BEGIN Task input
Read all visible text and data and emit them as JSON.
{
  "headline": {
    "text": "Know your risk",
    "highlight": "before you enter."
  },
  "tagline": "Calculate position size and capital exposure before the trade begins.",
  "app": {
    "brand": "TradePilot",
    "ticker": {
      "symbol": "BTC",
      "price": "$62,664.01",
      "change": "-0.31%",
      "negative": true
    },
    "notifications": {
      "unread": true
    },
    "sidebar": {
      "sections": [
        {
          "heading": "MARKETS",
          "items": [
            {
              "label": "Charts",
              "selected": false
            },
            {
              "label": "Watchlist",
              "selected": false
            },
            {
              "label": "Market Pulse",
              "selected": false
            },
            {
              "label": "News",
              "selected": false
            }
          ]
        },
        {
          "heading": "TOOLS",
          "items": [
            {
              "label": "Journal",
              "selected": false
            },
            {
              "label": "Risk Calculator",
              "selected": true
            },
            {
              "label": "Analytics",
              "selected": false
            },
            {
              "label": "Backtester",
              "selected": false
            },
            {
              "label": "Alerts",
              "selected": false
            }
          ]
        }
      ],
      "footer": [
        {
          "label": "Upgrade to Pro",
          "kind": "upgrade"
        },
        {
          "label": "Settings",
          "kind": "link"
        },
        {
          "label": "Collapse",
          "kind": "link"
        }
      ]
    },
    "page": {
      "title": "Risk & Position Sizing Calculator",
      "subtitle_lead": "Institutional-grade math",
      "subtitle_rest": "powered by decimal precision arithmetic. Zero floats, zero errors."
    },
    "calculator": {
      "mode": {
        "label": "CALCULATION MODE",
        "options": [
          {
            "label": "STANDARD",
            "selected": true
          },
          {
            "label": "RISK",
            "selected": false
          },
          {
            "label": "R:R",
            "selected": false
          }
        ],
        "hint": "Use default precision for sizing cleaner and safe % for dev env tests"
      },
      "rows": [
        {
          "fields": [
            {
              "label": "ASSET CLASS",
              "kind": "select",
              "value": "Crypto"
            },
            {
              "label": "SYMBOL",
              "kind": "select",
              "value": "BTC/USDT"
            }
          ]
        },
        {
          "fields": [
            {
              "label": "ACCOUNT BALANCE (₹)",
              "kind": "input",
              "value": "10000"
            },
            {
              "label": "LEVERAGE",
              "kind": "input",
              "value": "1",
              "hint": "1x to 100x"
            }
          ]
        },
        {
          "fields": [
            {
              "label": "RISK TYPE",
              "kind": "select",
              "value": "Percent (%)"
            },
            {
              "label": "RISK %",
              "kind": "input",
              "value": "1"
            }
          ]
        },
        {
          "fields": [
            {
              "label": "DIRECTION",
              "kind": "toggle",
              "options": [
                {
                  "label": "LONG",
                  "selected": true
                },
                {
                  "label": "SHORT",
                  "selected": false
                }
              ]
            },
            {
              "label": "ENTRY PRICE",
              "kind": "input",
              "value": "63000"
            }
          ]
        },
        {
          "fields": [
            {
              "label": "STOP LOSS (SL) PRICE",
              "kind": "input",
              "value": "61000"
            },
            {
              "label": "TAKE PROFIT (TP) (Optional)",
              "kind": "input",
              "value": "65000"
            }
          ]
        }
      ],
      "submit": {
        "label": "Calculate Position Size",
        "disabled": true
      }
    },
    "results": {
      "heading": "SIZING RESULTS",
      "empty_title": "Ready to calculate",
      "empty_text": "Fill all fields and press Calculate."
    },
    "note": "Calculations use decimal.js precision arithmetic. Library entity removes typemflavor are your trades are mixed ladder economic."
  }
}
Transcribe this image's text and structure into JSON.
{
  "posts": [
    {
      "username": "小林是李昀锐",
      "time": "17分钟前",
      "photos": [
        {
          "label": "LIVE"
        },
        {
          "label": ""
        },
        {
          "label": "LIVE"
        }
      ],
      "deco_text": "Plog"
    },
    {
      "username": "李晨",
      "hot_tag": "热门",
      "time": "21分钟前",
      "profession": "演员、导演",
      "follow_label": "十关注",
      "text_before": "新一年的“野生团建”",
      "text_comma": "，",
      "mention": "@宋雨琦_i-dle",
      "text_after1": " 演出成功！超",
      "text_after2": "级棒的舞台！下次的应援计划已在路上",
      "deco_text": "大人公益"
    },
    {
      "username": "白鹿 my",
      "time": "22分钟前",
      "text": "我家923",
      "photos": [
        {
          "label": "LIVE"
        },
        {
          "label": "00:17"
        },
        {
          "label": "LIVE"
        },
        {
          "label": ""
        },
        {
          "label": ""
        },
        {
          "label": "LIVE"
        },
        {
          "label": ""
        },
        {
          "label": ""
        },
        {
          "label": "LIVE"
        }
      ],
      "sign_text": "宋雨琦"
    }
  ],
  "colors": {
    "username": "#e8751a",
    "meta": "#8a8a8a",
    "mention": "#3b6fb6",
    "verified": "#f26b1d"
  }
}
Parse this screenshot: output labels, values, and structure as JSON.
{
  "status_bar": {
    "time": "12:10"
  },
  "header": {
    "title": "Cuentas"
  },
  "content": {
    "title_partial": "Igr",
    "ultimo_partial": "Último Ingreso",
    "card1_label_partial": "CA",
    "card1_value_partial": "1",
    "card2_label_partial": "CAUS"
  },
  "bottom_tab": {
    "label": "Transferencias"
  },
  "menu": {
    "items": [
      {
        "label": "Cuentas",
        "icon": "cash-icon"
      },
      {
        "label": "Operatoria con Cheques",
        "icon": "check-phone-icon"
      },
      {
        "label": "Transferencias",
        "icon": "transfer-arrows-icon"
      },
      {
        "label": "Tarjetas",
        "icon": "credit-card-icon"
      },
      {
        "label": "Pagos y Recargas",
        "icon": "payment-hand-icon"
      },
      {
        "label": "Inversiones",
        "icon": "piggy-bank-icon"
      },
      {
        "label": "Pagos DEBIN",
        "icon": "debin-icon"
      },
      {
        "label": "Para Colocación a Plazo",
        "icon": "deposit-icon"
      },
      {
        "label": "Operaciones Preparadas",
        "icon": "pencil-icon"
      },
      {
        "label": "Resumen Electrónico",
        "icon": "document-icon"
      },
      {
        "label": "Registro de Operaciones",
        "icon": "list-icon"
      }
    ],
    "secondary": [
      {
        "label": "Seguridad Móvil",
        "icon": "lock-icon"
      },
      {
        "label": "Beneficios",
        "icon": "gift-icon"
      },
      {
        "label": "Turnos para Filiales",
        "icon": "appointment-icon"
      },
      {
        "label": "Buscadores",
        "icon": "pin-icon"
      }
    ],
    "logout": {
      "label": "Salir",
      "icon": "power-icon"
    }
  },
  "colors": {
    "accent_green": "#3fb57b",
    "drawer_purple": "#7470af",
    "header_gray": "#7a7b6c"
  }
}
END Task input
▶ [Task to complete]
Retype the whole listing, matching it exactly.

▶ [Exercise output]
Read all visible text and data and emit them as JSON.
{
  "headline": {
    "text": "Know your risk",
    "highlight": "before you enter."
  },
  "tagline": "Calculate position size and capital exposure before the trade begins.",
  "app": {
    "brand": "TradePilot",
    "ticker": {
      "symbol": "BTC",
      "price": "$62,664.01",
      "change": "-0.31%",
      "negative": true
    },
    "notifications": {
      "unread": true
    },
    "sidebar": {
      "sections": [
        {
          "heading": "MARKETS",
          "items": [
            {
              "label": "Charts",
              "selected": false
            },
            {
              "label": "Watchlist",
              "selected": false
            },
            {
              "label": "Market Pulse",
              "selected": false
            },
            {
              "label": "News",
              "selected": false
            }
          ]
        },
        {
          "heading": "TOOLS",
          "items": [
            {
              "label": "Journal",
              "selected": false
            },
            {
              "label": "Risk Calculator",
              "selected": true
            },
            {
              "label": "Analytics",
              "selected": false
            },
            {
              "label": "Backtester",
              "selected": false
            },
            {
              "label": "Alerts",
              "selected": false
            }
          ]
        }
      ],
      "footer": [
        {
          "label": "Upgrade to Pro",
          "kind": "upgrade"
        },
        {
          "label": "Settings",
          "kind": "link"
        },
        {
          "label": "Collapse",
          "kind": "link"
        }
      ]
    },
    "page": {
      "title": "Risk & Position Sizing Calculator",
      "subtitle_lead": "Institutional-grade math",
      "subtitle_rest": "powered by decimal precision arithmetic. Zero floats, zero errors."
    },
    "calculator": {
      "mode": {
        "label": "CALCULATION MODE",
        "options": [
          {
            "label": "STANDARD",
            "selected": true
          },
          {
            "label": "RISK",
            "selected": false
          },
          {
            "label": "R:R",
            "selected": false
          }
        ],
        "hint": "Use default precision for sizing cleaner and safe % for dev env tests"
      },
      "rows": [
        {
          "fields": [
            {
              "label": "ASSET CLASS",
              "kind": "select",
              "value": "Crypto"
            },
            {
              "label": "SYMBOL",
              "kind": "select",
              "value": "BTC/USDT"
            }
          ]
        },
        {
          "fields": [
            {
              "label": "ACCOUNT BALANCE (₹)",
              "kind": "input",
              "value": "10000"
            },
            {
              "label": "LEVERAGE",
              "kind": "input",
              "value": "1",
              "hint": "1x to 100x"
            }
          ]
        },
        {
          "fields": [
            {
              "label": "RISK TYPE",
              "kind": "select",
              "value": "Percent (%)"
            },
            {
              "label": "RISK %",
              "kind": "input",
              "value": "1"
            }
          ]
        },
        {
          "fields": [
            {
              "label": "DIRECTION",
              "kind": "toggle",
              "options": [
                {
                  "label": "LONG",
                  "selected": true
                },
                {
                  "label": "SHORT",
                  "selected": false
                }
              ]
            },
            {
              "label": "ENTRY PRICE",
              "kind": "input",
              "value": "63000"
            }
          ]
        },
        {
          "fields": [
            {
              "label": "STOP LOSS (SL) PRICE",
              "kind": "input",
              "value": "61000"
            },
            {
              "label": "TAKE PROFIT (TP) (Optional)",
              "kind": "input",
              "value": "65000"
            }
          ]
        }
      ],
      "submit": {
        "label": "Calculate Position Size",
        "disabled": true
      }
    },
    "results": {
      "heading": "SIZING RESULTS",
      "empty_title": "Ready to calculate",
      "empty_text": "Fill all fields and press Calculate."
    },
    "note": "Calculations use decimal.js precision arithmetic. Library entity removes typemflavor are your trades are mixed ladder economic."
  }
}
Transcribe this image's text and structure into JSON.
{
  "posts": [
    {
      "username": "小林是李昀锐",
      "time": "17分钟前",
      "photos": [
        {
          "label": "LIVE"
        },
        {
          "label": ""
        },
        {
          "label": "LIVE"
        }
      ],
      "deco_text": "Plog"
    },
    {
      "username": "李晨",
      "hot_tag": "热门",
      "time": "21分钟前",
      "profession": "演员、导演",
      "follow_label": "十关注",
      "text_before": "新一年的“野生团建”",
      "text_comma": "，",
      "mention": "@宋雨琦_i-dle",
      "text_after1": " 演出成功！超",
      "text_after2": "级棒的舞台！下次的应援计划已在路上",
      "deco_text": "大人公益"
    },
    {
      "username": "白鹿 my",
      "time": "22分钟前",
      "text": "我家923",
      "photos": [
        {
          "label": "LIVE"
        },
        {
          "label": "00:17"
        },
        {
          "label": "LIVE"
        },
        {
          "label": ""
        },
        {
          "label": ""
        },
        {
          "label": "LIVE"
        },
        {
          "label": ""
        },
        {
          "label": ""
        },
        {
          "label": "LIVE"
        }
      ],
      "sign_text": "宋雨琦"
    }
  ],
  "colors": {
    "username": "#e8751a",
    "meta": "#8a8a8a",
    "mention": "#3b6fb6",
    "verified": "#f26b1d"
  }
}
Parse this screenshot: output labels, values, and structure as JSON.
{
  "status_bar": {
    "time": "12:10"
  },
  "header": {
    "title": "Cuentas"
  },
  "content": {
    "title_partial": "Igr",
    "ultimo_partial": "Último Ingreso",
    "card1_label_partial": "CA",
    "card1_value_partial": "1",
    "card2_label_partial": "CAUS"
  },
  "bottom_tab": {
    "label": "Transferencias"
  },
  "menu": {
    "items": [
      {
        "label": "Cuentas",
        "icon": "cash-icon"
      },
      {
        "label": "Operatoria con Cheques",
        "icon": "check-phone-icon"
      },
      {
        "label": "Transferencias",
        "icon": "transfer-arrows-icon"
      },
      {
        "label": "Tarjetas",
        "icon": "credit-card-icon"
      },
      {
        "label": "Pagos y Recargas",
        "icon": "payment-hand-icon"
      },
      {
        "label": "Inversiones",
        "icon": "piggy-bank-icon"
      },
      {
        "label": "Pagos DEBIN",
        "icon": "debin-icon"
      },
      {
        "label": "Para Colocación a Plazo",
        "icon": "deposit-icon"
      },
      {
        "label": "Operaciones Preparadas",
        "icon": "pencil-icon"
      },
      {
        "label": "Resumen Electrónico",
        "icon": "document-icon"
      },
      {
        "label": "Registro de Operaciones",
        "icon": "list-icon"
      }
    ],
    "secondary": [
      {
        "label": "Seguridad Móvil",
        "icon": "lock-icon"
      },
      {
        "label": "Beneficios",
        "icon": "gift-icon"
      },
      {
        "label": "Turnos para Filiales",
        "icon": "appointment-icon"
      },
      {
        "label": "Buscadores",
        "icon": "pin-icon"
      }
    ],
    "logout": {
      "label": "Salir",
      "icon": "power-icon"
    }
  },
  "colors": {
    "accent_green": "#3fb57b",
    "drawer_purple": "#7470af",
    "header_gray": "#7a7b6c"
  }
}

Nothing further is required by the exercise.